• **Exercise materials**:

● ● ● ●

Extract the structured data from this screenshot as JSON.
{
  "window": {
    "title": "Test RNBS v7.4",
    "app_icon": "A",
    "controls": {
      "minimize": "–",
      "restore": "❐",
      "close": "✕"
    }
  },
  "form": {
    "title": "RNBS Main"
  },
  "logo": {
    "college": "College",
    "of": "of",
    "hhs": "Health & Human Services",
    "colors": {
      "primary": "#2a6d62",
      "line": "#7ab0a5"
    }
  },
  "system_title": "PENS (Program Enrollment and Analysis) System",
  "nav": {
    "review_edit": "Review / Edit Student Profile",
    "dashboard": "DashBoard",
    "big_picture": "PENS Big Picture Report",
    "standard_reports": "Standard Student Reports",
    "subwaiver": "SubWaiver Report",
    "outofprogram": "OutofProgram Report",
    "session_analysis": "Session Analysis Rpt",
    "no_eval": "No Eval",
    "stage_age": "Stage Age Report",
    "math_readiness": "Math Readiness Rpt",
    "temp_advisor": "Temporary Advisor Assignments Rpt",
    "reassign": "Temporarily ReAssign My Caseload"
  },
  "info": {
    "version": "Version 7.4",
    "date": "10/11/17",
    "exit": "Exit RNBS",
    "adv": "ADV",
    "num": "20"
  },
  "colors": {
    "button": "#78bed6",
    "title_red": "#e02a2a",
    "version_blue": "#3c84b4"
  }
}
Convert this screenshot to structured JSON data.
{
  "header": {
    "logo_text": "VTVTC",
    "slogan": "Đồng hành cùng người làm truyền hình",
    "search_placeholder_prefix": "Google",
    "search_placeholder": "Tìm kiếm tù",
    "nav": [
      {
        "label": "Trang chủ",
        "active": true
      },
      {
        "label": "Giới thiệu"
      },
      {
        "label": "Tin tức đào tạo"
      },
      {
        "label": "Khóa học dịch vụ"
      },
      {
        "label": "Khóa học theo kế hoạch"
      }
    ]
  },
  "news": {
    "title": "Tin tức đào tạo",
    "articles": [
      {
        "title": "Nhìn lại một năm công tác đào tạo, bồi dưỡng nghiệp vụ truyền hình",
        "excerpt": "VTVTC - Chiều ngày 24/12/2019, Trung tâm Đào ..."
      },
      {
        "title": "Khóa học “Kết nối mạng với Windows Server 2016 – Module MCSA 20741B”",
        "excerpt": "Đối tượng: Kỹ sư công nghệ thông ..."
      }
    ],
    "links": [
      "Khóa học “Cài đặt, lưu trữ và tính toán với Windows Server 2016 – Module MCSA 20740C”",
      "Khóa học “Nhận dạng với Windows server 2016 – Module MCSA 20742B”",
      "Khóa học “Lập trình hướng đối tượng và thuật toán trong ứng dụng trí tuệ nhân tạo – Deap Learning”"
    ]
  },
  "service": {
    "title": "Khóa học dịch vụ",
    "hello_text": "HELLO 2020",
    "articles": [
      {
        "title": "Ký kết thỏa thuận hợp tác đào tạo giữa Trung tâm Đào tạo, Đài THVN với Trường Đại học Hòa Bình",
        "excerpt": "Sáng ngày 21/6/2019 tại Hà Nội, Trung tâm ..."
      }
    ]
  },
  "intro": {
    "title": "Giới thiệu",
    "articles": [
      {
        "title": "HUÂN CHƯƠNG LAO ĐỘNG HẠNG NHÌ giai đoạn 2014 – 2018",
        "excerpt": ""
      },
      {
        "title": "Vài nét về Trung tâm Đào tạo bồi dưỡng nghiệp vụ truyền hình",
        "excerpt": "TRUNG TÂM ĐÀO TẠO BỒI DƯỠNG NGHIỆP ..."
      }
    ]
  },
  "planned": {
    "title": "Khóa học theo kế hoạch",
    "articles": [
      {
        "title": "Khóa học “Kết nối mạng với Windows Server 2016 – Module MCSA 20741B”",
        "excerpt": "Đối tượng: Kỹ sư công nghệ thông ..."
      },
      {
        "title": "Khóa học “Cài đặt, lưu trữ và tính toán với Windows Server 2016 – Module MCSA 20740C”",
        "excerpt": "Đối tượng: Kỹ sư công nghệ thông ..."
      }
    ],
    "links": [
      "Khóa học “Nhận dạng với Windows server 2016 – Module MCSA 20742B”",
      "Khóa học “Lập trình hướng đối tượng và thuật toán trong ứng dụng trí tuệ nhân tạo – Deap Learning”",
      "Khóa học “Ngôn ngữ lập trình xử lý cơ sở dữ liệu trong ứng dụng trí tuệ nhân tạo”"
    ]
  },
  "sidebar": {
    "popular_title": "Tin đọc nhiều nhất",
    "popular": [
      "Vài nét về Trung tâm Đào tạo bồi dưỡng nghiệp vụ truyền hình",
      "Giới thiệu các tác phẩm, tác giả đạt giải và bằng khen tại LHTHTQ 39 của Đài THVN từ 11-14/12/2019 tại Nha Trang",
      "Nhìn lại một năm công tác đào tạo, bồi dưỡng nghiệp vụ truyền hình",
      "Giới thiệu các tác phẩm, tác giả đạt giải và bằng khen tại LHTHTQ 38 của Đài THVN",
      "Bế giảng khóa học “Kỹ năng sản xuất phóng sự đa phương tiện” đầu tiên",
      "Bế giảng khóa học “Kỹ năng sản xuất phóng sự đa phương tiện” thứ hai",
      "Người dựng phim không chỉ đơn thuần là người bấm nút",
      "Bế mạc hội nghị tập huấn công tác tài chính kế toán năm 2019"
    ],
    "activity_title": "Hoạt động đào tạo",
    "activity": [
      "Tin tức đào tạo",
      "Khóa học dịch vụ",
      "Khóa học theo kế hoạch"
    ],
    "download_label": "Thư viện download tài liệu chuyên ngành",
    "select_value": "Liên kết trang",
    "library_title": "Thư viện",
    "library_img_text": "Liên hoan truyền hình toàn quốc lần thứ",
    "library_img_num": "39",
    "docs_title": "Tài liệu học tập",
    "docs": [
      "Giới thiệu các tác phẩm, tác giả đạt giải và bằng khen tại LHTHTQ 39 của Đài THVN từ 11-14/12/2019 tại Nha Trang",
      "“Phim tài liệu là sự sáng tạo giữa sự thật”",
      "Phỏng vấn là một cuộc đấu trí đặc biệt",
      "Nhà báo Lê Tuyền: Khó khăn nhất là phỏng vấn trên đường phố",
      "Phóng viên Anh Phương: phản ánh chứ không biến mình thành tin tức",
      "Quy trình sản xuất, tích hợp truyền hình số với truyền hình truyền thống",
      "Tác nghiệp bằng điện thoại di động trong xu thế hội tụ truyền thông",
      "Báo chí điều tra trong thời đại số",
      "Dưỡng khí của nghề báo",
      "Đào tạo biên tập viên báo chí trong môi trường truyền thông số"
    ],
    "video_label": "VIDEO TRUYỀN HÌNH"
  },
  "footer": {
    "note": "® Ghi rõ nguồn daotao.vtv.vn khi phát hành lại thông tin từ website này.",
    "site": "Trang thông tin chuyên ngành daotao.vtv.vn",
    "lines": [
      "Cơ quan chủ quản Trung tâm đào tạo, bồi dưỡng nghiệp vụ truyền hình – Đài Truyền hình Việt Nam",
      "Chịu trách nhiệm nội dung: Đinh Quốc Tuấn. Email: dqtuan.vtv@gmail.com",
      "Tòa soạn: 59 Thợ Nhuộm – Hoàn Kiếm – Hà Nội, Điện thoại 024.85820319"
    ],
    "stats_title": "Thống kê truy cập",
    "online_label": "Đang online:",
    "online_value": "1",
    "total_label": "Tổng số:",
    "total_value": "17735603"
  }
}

● ● ● ●

• **Exercise**:
Pick each line holding the word "Deap" out of the listing.

• **Solution for this exercise**:
      "Khóa học “Lập trình hướng đối tượng và thuật toán trong ứng dụng trí tuệ nhân tạo – Deap Learning”"
      "Khóa học “Lập trình hướng đối tượng và thuật toán trong ứng dụng trí tuệ nhân tạo – Deap Learning”",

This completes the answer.